* [Given instruction]
Read the data and repeat it in full, exactly.

* [Record list]

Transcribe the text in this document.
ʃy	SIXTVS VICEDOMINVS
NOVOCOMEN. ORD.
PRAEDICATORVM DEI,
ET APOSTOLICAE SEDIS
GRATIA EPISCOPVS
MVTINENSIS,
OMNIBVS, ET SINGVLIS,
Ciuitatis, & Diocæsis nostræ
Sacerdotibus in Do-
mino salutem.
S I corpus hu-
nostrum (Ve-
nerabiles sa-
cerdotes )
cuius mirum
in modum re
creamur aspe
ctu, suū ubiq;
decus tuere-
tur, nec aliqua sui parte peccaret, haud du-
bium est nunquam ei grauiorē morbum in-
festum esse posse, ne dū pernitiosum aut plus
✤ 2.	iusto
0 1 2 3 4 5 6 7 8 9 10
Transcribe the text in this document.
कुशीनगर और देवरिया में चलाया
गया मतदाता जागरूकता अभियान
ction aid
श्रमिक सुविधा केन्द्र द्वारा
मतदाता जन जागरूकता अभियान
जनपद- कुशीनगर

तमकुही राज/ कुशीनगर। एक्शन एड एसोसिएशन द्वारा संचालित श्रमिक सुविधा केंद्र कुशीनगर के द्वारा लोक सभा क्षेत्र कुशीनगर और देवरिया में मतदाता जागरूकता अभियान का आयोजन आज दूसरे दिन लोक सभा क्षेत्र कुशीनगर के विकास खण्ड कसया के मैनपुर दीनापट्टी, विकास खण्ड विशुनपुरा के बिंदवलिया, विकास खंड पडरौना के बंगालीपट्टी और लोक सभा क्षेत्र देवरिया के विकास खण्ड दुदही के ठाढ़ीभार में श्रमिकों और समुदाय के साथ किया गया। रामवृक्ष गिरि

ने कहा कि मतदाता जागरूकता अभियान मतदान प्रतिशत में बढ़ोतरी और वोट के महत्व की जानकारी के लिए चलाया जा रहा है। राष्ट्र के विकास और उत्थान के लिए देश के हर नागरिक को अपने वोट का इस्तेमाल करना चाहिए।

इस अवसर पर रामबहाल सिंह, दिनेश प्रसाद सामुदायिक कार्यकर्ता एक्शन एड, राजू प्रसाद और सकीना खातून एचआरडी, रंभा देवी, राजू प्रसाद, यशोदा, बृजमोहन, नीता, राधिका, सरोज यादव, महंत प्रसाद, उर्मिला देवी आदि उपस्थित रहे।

* [Solution to the exercise]
Transcribe the text in this document.
ʃy	SIXTVS VICEDOMINVS
NOVOCOMEN. ORD.
PRAEDICATORVM DEI,
ET APOSTOLICAE SEDIS
GRATIA EPISCOPVS
MVTINENSIS,
OMNIBVS, ET SINGVLIS,
Ciuitatis, & Diocæsis nostræ
Sacerdotibus in Do-
mino salutem.
S I corpus hu-
nostrum (Ve-
nerabiles sa-
cerdotes )
cuius mirum
in modum re
creamur aspe
ctu, suū ubiq;
decus tuere-
tur, nec aliqua sui parte peccaret, haud du-
bium est nunquam ei grauiorē morbum in-
festum esse posse, ne dū pernitiosum aut plus
✤ 2.	iusto
0 1 2 3 4 5 6 7 8 9 10
Transcribe the text in this document.
कुशीनगर और देवरिया में चलाया
गया मतदाता जागरूकता अभियान
ction aid
श्रमिक सुविधा केन्द्र द्वारा
मतदाता जन जागरूकता अभियान
जनपद- कुशीनगर

तमकुही राज/ कुशीनगर। एक्शन एड एसोसिएशन द्वारा संचालित श्रमिक सुविधा केंद्र कुशीनगर के द्वारा लोक सभा क्षेत्र कुशीनगर और देवरिया में मतदाता जागरूकता अभियान का आयोजन आज दूसरे दिन लोक सभा क्षेत्र कुशीनगर के विकास खण्ड कसया के मैनपुर दीनापट्टी, विकास खण्ड विशुनपुरा के बिंदवलिया, विकास खंड पडरौना के बंगालीपट्टी और लोक सभा क्षेत्र देवरिया के विकास खण्ड दुदही के ठाढ़ीभार में श्रमिकों और समुदाय के साथ किया गया। रामवृक्ष गिरि

ने कहा कि मतदाता जागरूकता अभियान मतदान प्रतिशत में बढ़ोतरी और वोट के महत्व की जानकारी के लिए चलाया जा रहा है। राष्ट्र के विकास और उत्थान के लिए देश के हर नागरिक को अपने वोट का इस्तेमाल करना चाहिए।

इस अवसर पर रामबहाल सिंह, दिनेश प्रसाद सामुदायिक कार्यकर्ता एक्शन एड, राजू प्रसाद और सकीना खातून एचआरडी, रंभा देवी, राजू प्रसाद, यशोदा, बृजमोहन, नीता, राधिका, सरोज यादव, महंत प्रसाद, उर्मिला देवी आदि उपस्थित रहे।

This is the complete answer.